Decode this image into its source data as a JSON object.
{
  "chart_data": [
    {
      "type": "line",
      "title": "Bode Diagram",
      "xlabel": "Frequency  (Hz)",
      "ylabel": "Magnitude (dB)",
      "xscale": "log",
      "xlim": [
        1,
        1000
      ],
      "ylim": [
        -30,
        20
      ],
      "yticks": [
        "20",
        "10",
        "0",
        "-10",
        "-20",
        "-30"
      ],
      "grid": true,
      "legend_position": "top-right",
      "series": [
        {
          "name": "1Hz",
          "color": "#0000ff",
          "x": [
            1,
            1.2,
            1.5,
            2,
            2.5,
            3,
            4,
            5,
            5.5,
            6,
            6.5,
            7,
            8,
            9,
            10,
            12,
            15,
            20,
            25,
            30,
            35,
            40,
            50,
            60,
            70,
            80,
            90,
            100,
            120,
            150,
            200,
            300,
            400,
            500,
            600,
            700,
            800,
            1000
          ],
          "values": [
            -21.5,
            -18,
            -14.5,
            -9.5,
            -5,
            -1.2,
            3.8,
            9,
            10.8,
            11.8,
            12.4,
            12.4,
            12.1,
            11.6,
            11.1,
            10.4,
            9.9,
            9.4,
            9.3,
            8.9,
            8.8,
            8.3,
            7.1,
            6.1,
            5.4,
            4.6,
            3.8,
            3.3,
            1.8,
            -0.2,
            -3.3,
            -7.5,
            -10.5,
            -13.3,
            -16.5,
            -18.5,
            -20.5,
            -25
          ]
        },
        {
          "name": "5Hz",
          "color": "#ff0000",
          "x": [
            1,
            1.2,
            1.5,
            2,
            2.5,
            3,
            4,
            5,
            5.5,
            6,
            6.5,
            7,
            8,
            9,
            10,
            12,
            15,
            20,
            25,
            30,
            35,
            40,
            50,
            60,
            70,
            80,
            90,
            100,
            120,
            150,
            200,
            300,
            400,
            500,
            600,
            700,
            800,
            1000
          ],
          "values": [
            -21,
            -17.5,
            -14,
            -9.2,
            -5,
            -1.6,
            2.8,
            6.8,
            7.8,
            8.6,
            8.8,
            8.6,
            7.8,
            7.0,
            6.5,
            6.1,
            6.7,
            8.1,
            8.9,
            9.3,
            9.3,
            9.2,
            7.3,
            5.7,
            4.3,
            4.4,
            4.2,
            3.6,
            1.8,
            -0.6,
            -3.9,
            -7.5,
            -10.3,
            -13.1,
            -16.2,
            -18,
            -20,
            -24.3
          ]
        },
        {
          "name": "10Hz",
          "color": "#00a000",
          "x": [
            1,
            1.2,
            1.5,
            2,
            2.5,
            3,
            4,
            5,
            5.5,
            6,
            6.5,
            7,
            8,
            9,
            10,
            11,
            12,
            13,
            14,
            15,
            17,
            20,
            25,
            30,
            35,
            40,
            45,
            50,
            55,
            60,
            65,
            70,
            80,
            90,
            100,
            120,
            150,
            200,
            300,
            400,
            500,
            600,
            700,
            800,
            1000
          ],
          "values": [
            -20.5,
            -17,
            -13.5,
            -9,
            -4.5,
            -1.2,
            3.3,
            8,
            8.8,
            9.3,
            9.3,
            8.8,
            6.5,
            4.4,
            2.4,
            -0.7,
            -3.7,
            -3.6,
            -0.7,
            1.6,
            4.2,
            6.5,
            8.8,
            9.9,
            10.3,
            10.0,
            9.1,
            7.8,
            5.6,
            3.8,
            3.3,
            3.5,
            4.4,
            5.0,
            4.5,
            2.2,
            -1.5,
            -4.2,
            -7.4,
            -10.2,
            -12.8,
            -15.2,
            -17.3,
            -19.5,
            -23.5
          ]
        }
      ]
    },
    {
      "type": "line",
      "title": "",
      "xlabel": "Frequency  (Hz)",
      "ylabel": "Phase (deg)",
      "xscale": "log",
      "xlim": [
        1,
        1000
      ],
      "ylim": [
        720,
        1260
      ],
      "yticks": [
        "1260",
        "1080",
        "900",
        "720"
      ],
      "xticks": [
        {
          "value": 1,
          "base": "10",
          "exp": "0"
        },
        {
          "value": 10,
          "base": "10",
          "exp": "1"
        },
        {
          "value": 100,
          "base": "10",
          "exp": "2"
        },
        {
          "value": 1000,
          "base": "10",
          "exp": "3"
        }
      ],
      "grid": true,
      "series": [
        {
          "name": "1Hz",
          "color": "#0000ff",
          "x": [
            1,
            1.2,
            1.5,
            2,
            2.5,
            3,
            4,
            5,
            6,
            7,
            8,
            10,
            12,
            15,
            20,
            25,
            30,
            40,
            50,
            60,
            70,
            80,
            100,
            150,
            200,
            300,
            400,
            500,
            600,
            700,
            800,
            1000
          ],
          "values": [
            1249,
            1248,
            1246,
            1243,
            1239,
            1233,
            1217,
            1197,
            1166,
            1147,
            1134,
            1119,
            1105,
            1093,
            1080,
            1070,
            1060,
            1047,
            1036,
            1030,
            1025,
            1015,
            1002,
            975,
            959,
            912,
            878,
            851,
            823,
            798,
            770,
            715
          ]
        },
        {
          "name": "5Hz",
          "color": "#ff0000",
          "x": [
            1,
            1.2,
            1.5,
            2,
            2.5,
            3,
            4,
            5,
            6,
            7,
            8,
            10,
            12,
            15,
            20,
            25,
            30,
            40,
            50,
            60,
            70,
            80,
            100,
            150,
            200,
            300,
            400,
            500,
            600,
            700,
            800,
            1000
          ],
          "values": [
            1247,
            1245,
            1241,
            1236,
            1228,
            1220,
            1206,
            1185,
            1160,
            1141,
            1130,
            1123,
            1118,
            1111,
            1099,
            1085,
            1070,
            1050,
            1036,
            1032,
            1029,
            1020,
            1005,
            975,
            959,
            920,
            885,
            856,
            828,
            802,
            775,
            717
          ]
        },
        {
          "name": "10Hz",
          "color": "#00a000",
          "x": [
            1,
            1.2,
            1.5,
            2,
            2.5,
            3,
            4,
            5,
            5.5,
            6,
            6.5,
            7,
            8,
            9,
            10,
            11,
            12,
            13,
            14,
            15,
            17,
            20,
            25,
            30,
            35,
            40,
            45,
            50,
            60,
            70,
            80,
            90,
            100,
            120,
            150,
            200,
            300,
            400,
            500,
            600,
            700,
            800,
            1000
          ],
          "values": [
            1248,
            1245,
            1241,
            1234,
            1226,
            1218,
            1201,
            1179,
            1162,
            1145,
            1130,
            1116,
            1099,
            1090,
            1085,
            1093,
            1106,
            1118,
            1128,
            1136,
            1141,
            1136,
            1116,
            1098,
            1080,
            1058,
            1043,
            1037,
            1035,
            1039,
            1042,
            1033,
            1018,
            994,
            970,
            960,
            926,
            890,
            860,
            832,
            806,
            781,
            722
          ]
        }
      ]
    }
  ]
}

|---|

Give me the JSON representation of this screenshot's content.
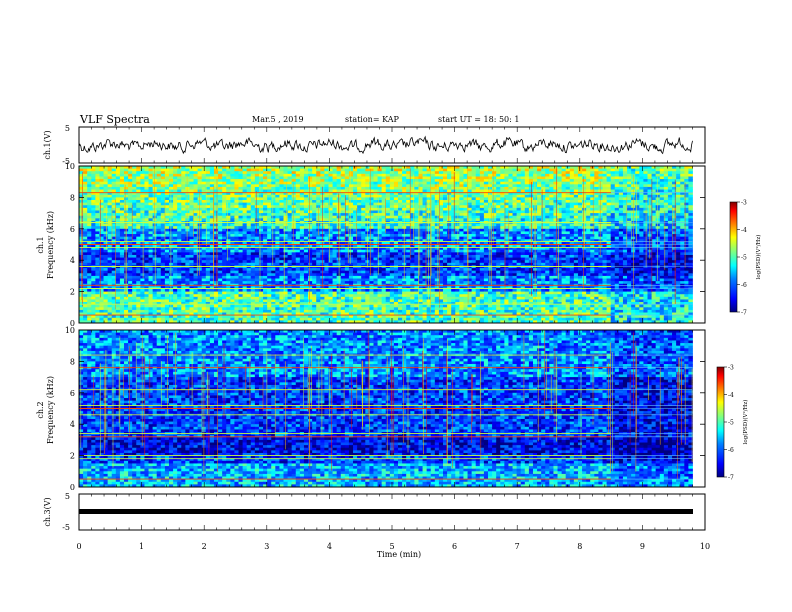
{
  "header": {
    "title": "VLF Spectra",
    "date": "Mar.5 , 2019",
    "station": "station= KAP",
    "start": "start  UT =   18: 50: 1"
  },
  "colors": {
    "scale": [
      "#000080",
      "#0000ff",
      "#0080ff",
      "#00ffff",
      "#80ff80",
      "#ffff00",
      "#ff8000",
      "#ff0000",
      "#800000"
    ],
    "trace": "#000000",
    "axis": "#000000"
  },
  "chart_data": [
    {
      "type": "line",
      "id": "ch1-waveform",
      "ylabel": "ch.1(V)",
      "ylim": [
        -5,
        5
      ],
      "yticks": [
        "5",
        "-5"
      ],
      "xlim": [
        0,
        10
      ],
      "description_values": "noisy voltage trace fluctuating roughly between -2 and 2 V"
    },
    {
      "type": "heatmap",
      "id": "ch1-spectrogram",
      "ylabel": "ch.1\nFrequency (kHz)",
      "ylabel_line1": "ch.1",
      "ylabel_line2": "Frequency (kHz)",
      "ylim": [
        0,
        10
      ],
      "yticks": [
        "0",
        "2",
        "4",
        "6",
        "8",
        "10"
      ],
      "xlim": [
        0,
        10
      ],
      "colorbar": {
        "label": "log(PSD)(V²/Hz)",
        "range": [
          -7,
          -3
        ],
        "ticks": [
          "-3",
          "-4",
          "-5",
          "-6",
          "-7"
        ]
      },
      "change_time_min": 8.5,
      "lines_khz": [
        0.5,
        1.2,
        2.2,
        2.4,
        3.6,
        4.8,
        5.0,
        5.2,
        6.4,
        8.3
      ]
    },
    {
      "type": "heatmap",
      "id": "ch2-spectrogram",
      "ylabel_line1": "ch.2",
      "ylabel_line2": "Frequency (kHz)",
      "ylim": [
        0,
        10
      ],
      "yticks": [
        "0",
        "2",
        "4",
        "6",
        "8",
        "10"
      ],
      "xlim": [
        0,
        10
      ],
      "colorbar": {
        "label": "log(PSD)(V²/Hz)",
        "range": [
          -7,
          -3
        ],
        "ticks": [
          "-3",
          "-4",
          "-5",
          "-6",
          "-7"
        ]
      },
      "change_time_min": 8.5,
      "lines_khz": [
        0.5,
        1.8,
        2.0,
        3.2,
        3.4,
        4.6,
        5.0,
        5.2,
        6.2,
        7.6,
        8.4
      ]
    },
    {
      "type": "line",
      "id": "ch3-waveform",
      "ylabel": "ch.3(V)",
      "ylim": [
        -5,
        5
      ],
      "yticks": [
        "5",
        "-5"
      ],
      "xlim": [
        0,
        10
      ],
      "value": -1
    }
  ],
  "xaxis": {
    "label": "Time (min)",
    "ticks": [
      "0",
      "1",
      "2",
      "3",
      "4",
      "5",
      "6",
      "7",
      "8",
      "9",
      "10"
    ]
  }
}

|---|

**SHORT TASK**
Give the count of lines in the listing that hold the word "spectrogram", with no other text.

**ANSWER BELOW**
2